== Source extract ==
"Day by day we are building for eternity ... Every gentle word, every generous thought, every unselfish deed will become a pillar of eternal beauty in the life to come."Rebecca R. Springer
My thoughts are cool, clear and crisp... as is the day outside: It feels and smells as October should - of damp leaves, chrysanthemums and wood burning stoves. A friend asked me recently why I don't let myself feel? I replied, "I haven't had the time." Today, is a day, I'm taking a time to feel.
Steven's father passed away Thursday, October 1st, 2009 around 2 p.m. in the afternoon. I feel a weight has been lifted from my heart. I've watched my husband walk around with a specific degree of hurt over the passed year. While he expresses his feelings differently than others, I could see how his fathers illness had impact on his being. I've known my father-in-law for 10 years, which was not long enough.
I do not know what it is like to lose a birth parent to death and I wish I could find more sympathy within myself. Death always has a way of putting your own mortality into perspective. I've always believed I'm food for worms. Our soul, having a life of its own, becoming part of the electrical collective... that is our universe. My heart aches to see physical decline of life, but it's natural - that I understand.
After giving my own grandmother a bath and dressing her for my grandfather's memorial service, I've seen how hard loosing a spouse will be. What I would look like in the bare flesh at old age. Each line, wrinkle, scar, bruise - the sagging of flesh from my bones, dry skin that easily tears. Aging scares me more than death. Never having a grandchild scares me even more.
===
== Stored data ==
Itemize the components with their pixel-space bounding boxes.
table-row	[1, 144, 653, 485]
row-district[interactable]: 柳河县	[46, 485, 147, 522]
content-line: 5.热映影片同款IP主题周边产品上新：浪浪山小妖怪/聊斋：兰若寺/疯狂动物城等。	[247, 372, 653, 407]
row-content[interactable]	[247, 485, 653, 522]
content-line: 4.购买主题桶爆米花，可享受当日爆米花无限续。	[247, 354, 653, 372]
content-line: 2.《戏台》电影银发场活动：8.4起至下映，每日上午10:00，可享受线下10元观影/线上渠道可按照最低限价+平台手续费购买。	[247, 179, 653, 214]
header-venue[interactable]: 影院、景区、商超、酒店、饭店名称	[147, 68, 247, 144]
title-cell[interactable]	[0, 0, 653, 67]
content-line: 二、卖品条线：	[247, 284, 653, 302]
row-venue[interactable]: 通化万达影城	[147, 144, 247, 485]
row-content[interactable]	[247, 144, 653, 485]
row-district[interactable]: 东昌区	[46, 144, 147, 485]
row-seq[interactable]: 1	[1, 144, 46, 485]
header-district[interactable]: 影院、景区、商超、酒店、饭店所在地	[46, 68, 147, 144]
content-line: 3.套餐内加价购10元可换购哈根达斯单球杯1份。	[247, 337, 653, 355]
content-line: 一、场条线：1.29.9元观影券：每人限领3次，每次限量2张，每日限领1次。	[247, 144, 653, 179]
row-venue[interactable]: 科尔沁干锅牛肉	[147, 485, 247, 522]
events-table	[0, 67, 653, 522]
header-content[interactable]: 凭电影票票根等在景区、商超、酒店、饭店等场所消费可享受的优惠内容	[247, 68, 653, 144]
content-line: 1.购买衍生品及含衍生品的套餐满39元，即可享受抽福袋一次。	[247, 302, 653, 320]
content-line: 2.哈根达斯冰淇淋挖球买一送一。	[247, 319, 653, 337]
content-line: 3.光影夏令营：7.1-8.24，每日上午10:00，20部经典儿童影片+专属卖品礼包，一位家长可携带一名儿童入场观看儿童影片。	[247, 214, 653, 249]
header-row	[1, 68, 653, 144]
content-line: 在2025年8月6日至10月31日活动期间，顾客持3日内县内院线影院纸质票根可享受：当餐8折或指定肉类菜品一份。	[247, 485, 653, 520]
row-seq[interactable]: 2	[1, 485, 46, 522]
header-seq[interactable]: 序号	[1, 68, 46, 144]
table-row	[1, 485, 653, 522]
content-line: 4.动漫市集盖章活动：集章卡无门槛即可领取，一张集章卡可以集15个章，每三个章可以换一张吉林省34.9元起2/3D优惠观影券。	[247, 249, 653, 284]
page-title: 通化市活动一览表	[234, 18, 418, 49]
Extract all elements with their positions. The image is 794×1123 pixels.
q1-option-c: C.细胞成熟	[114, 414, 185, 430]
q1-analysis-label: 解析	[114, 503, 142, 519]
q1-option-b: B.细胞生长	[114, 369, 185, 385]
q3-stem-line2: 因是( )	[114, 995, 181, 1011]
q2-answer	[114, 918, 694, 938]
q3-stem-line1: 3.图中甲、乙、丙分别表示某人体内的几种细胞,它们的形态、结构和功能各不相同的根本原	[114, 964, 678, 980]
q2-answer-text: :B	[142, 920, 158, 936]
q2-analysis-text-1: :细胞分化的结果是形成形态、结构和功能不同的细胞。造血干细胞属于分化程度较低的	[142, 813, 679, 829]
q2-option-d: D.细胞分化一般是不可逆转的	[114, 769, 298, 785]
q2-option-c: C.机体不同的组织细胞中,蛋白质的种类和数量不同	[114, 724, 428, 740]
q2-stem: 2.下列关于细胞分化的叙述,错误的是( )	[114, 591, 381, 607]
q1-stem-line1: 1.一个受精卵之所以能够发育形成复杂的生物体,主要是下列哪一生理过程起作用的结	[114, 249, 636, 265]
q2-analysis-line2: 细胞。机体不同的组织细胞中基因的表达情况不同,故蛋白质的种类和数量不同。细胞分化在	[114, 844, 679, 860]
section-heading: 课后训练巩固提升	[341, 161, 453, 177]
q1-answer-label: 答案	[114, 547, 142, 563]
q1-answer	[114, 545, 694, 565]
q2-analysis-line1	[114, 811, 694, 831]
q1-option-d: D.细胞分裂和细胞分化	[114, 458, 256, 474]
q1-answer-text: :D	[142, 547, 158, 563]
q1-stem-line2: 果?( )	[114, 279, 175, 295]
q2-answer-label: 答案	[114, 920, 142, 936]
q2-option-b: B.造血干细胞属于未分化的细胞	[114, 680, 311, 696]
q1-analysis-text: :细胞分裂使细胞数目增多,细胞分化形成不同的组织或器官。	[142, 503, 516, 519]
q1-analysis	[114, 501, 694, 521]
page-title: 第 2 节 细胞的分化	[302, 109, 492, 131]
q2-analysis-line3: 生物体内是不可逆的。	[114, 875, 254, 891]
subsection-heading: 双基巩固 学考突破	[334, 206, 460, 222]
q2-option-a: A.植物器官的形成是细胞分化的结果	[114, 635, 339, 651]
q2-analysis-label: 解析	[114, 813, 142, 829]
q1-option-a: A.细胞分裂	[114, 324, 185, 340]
===
- Exercise tasks:
• A. According to the reflection on grief and aging, on what day and at what time did Steven's father pass away?
• B. List every physical sign of old age that the reflection on grief and aging names when describing how the author would look in the bare flesh.
• C. Write a continuation of the reflection on grief and aging, beginning after its final sentence.

- Expected results:
• A. Thursday, October 1st, 2009, around 2 p.m.

• B. Lines, wrinkles, scars, bruises, the sagging of flesh from the bones, and dry skin that easily tears.

• C.
I get extremely defensive of my husbands needs and feelings. He's a planner, if you tell him what is going on, make plans with him, he feels better. While plans change frequently, he is better equipped for a situation. Various times I find myself seeing him with a reasonable opinion and never being part of the conversation. In our own lives together, it is tremendously isolating to be talked at and never heard. Grief is selfish, dirty and cannot be shared equally. Over this time I've witnessed how we are too busy, consumed with our own feelings, forcing tolerance and ignoring others along the way. We stop listening to one another and tune each other out.
“I was never one to patiently pick up broken fragments and glue them together again and tell myself that the mended whole was as good as new. What is broken is broken - and I'd rather remember it as it was at its best than mend it and see the broken places as long as I lived.” -Margaret Mitchell
"Have you told your father you love him and are going to miss him?"
"I've talked to him."
I brought the DVD's of home movies his father made, to help celebrate his life. I'm jealous not to own such a collection. I cherish the china that was passed down to me - but have wished for more memories of laughter, camping trips and family vacations. My childhood memories are becoming faint. Photographs, some burned along the edges, barely surviving a fire.
My husbands love of history is directly inherited from his parents. I would never have collected from my Poppa, very specific recollections of his time in the Canadian Navy. It took my Grama's breath away to hear new stories after 52 years of marriage. My husband talked extensively with Poppa before he passed. For a brief time, we shared a grandfather.
I've connected with wonderful, warm, honest, caring people over the past few years.Some I've met through work and play. Others - strangers from the internet, where we share common interest. Thank you for your friendship and kindness - You are what keeps me warm at night... Lasting longer than any wood burning stove on these crisp October nights.